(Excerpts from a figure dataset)
______

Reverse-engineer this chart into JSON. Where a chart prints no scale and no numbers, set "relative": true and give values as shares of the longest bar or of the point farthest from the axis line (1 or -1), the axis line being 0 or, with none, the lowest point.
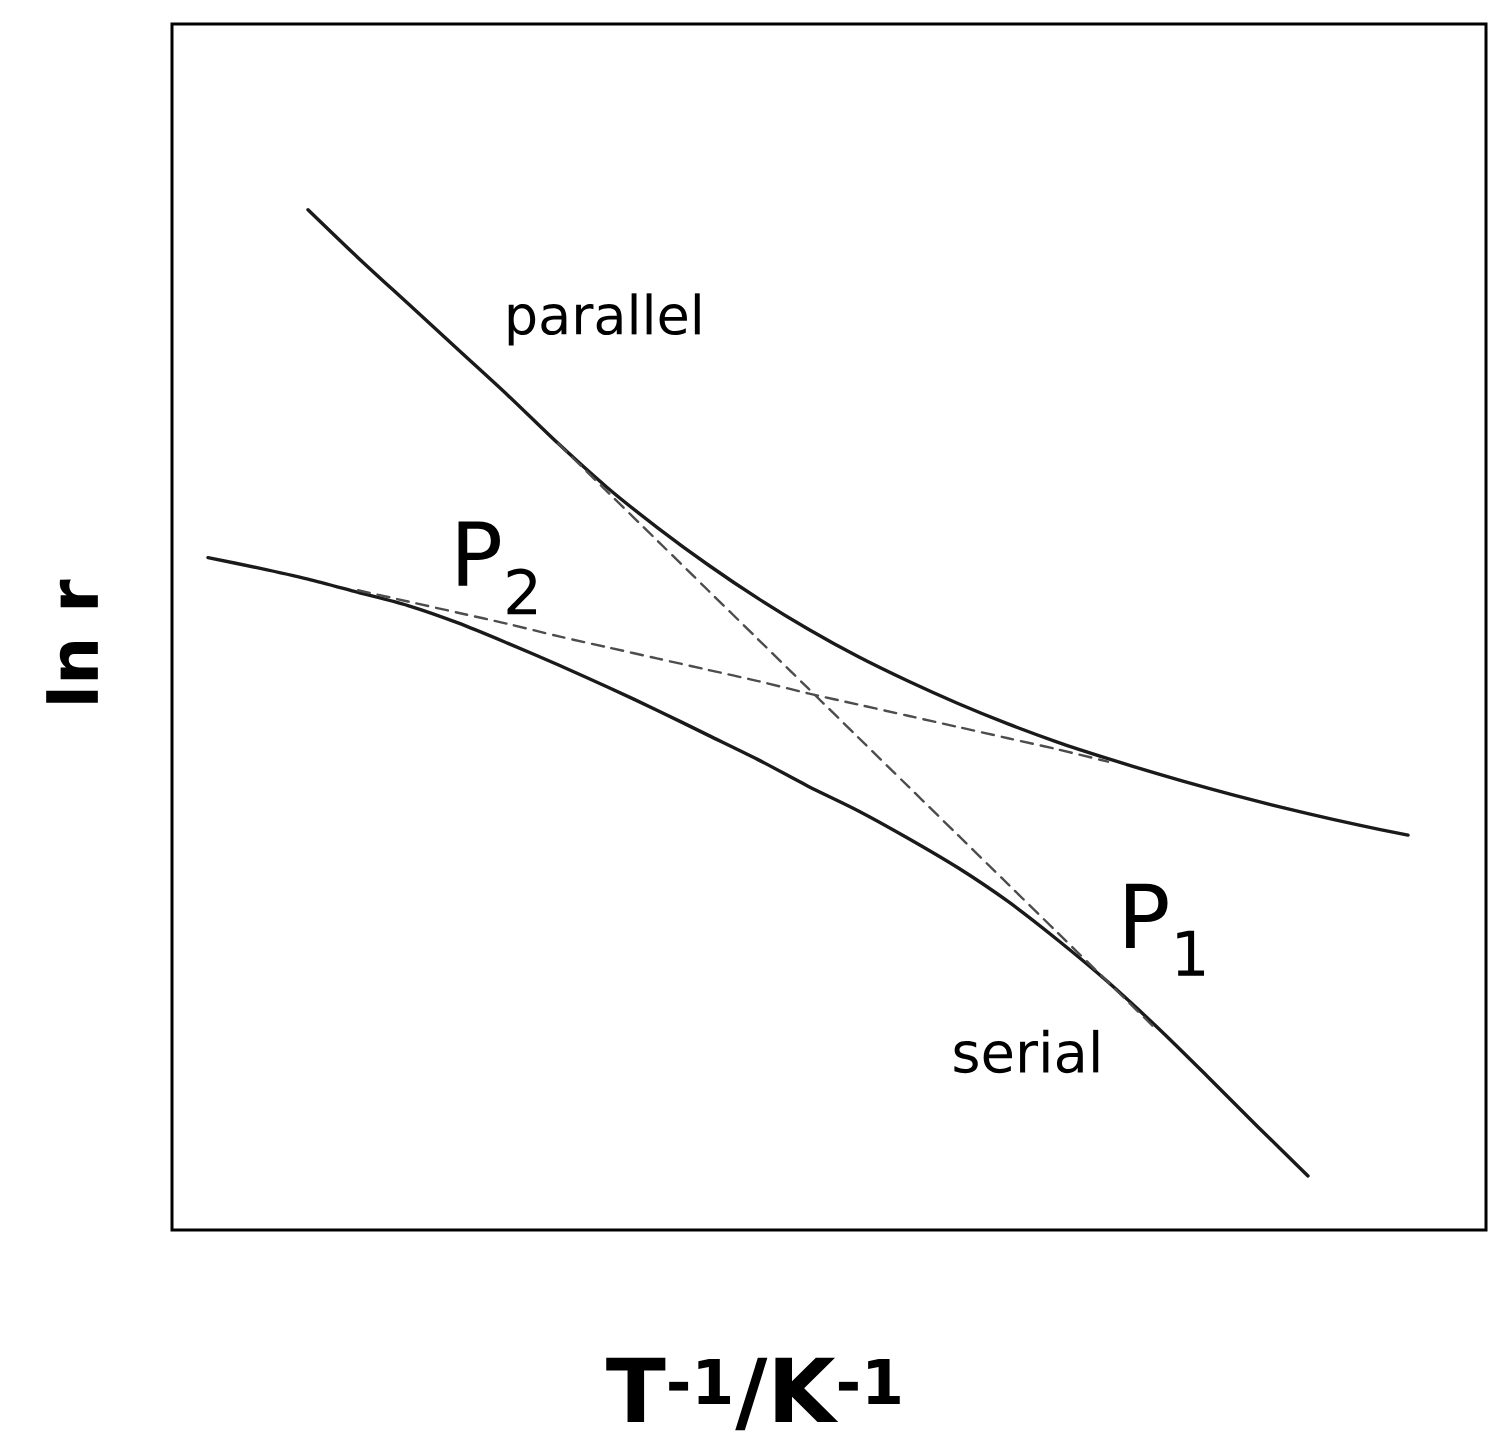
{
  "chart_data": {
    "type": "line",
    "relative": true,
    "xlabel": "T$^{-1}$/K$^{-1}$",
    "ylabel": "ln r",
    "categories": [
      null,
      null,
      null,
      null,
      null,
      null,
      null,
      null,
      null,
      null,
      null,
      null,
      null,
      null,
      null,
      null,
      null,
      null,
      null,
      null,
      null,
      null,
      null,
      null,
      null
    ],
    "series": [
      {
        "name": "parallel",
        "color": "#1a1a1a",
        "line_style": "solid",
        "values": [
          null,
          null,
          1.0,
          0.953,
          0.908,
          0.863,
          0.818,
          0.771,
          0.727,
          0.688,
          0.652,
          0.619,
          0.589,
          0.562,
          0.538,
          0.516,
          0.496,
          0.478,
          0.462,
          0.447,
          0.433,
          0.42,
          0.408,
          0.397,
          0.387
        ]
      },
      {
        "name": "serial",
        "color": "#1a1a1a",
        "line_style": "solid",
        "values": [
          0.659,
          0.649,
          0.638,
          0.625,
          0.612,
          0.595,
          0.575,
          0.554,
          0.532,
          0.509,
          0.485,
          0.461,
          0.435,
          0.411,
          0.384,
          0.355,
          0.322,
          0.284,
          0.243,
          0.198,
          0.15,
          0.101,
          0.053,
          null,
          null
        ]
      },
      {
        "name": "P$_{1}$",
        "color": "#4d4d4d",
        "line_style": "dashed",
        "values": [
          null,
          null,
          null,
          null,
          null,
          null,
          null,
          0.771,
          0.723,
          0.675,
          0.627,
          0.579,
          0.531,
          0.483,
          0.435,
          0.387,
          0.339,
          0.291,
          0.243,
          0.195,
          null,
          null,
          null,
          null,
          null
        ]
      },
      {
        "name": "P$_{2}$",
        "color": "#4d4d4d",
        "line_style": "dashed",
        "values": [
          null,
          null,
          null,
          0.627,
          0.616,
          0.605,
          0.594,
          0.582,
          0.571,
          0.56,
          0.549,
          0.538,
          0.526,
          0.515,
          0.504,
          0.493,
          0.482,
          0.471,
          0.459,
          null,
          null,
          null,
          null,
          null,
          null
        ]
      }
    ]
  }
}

______

Return every line above that contains the word "relative".

Reverse-engineer this chart into JSON. Where a chart prints no scale and no numbers, set "relative": true and give values as shares of the longest bar or of the point farthest from the axis line (1 or -1), the axis line being 0 or, with none, the lowest point.
    "relative": true,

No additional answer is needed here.